### WRITTEN PROBLEM:
Write every record out again exactly as given.

### SUPPLIED INFORMATION:
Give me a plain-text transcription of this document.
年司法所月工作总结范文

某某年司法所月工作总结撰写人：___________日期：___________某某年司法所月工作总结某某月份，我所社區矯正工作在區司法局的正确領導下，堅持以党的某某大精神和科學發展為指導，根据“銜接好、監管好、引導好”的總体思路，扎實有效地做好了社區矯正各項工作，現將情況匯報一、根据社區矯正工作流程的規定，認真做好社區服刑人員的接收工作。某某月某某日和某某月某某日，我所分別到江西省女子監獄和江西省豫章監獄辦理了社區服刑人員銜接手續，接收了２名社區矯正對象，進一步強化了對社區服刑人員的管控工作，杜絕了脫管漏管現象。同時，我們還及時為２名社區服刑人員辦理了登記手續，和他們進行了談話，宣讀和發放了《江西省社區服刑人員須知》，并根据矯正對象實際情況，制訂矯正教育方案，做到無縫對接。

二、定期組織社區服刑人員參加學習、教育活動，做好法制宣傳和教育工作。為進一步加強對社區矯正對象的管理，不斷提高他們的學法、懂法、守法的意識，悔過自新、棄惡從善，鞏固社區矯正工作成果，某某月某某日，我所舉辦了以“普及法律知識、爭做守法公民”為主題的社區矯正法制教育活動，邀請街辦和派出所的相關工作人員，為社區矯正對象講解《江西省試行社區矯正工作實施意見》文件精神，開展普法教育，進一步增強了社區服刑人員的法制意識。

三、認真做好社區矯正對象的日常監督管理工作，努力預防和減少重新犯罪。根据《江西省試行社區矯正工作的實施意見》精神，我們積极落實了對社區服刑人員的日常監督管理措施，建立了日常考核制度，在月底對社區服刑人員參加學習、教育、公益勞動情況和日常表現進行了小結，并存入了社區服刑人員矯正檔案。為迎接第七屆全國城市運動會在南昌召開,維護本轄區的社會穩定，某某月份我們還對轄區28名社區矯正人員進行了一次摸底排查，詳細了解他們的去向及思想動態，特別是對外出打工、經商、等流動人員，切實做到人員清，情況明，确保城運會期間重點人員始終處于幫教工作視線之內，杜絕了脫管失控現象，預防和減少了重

### FULL SOLUTION:
Give me a plain-text transcription of this document.
年司法所月工作总结范文

某某年司法所月工作总结撰写人：___________日期：___________某某年司法所月工作总结某某月份，我所社區矯正工作在區司法局的正确領導下，堅持以党的某某大精神和科學發展為指導，根据“銜接好、監管好、引導好”的總体思路，扎實有效地做好了社區矯正各項工作，現將情況匯報一、根据社區矯正工作流程的規定，認真做好社區服刑人員的接收工作。某某月某某日和某某月某某日，我所分別到江西省女子監獄和江西省豫章監獄辦理了社區服刑人員銜接手續，接收了２名社區矯正對象，進一步強化了對社區服刑人員的管控工作，杜絕了脫管漏管現象。同時，我們還及時為２名社區服刑人員辦理了登記手續，和他們進行了談話，宣讀和發放了《江西省社區服刑人員須知》，并根据矯正對象實際情況，制訂矯正教育方案，做到無縫對接。

二、定期組織社區服刑人員參加學習、教育活動，做好法制宣傳和教育工作。為進一步加強對社區矯正對象的管理，不斷提高他們的學法、懂法、守法的意識，悔過自新、棄惡從善，鞏固社區矯正工作成果，某某月某某日，我所舉辦了以“普及法律知識、爭做守法公民”為主題的社區矯正法制教育活動，邀請街辦和派出所的相關工作人員，為社區矯正對象講解《江西省試行社區矯正工作實施意見》文件精神，開展普法教育，進一步增強了社區服刑人員的法制意識。

三、認真做好社區矯正對象的日常監督管理工作，努力預防和減少重新犯罪。根据《江西省試行社區矯正工作的實施意見》精神，我們積极落實了對社區服刑人員的日常監督管理措施，建立了日常考核制度，在月底對社區服刑人員參加學習、教育、公益勞動情況和日常表現進行了小結，并存入了社區服刑人員矯正檔案。為迎接第七屆全國城市運動會在南昌召開,維護本轄區的社會穩定，某某月份我們還對轄區28名社區矯正人員進行了一次摸底排查，詳細了解他們的去向及思想動態，特別是對外出打工、經商、等流動人員，切實做到人員清，情況明，确保城運會期間重點人員始終處于幫教工作視線之內，杜絕了脫管失控現象，預防和減少了重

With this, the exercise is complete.